[Task] Provide the count of lines that hold "薪酬管理" and no other output.

[Exercise material]

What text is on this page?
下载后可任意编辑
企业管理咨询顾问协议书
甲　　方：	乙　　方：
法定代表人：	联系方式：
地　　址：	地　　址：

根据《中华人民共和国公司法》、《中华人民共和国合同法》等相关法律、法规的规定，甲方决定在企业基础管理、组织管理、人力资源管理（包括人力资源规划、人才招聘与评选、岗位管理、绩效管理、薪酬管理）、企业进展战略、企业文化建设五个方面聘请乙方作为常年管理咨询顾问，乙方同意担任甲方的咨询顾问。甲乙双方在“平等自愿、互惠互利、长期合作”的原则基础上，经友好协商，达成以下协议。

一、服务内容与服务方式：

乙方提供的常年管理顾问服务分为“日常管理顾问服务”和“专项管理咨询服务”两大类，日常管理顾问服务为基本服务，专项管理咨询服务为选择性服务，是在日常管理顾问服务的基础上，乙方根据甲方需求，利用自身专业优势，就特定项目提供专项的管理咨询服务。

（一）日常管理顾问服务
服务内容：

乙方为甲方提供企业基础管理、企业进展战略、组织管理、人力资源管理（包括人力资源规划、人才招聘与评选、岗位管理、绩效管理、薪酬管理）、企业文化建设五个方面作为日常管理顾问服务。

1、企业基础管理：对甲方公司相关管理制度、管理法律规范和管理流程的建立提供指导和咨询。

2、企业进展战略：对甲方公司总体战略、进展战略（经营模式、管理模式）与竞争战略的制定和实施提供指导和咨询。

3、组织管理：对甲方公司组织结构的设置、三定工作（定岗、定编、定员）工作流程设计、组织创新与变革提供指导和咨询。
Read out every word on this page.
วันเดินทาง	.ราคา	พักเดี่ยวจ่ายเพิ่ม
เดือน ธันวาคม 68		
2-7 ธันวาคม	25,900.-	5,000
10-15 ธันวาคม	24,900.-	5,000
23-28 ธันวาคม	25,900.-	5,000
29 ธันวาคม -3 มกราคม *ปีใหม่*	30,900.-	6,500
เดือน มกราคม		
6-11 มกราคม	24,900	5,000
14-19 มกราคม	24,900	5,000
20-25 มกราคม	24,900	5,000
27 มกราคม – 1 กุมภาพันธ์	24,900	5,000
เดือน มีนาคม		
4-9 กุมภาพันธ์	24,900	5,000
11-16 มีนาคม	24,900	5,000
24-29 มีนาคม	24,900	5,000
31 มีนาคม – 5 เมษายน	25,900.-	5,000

[Response below] 2